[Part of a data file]

☆ ☆ ☆ ☆

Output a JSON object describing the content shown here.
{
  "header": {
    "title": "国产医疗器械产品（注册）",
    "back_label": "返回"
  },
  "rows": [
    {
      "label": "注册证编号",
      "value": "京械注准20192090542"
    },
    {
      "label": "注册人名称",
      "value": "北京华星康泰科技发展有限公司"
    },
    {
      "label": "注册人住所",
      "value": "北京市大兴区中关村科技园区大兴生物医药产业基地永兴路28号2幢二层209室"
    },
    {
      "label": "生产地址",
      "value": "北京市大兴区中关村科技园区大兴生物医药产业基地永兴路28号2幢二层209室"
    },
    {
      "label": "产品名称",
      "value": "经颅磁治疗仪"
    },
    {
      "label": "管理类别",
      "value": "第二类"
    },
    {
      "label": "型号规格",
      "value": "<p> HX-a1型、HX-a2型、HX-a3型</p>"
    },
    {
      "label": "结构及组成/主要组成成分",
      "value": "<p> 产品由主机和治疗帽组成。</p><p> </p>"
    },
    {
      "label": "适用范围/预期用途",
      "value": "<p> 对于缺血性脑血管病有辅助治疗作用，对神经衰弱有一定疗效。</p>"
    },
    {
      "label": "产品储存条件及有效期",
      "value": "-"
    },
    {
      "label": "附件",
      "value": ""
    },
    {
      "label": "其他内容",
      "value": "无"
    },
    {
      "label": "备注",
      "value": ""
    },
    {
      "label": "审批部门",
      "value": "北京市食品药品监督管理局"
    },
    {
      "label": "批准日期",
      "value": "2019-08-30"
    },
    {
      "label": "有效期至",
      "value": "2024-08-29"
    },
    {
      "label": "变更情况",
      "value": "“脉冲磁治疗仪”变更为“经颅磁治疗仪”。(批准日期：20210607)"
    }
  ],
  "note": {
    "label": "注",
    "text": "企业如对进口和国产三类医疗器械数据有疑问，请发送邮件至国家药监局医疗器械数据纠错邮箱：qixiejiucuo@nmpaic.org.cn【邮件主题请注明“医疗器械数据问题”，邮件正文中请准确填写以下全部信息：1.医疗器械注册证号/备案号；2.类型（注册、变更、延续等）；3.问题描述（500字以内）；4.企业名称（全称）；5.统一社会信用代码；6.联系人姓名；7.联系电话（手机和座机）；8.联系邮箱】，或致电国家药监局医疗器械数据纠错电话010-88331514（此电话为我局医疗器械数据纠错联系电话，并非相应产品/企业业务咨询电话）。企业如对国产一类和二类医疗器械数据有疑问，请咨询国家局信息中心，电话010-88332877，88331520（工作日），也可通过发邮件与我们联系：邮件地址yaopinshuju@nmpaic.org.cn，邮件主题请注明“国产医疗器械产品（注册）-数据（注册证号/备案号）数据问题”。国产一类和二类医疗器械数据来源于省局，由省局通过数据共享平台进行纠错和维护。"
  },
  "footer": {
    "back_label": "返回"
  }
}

☆ ☆ ☆ ☆

Identify lines with the string "批准日期". Copy each one.

**Response:**
      "label": "批准日期",
      "value": "“脉冲磁治疗仪”变更为“经颅磁治疗仪”。(批准日期：20210607)"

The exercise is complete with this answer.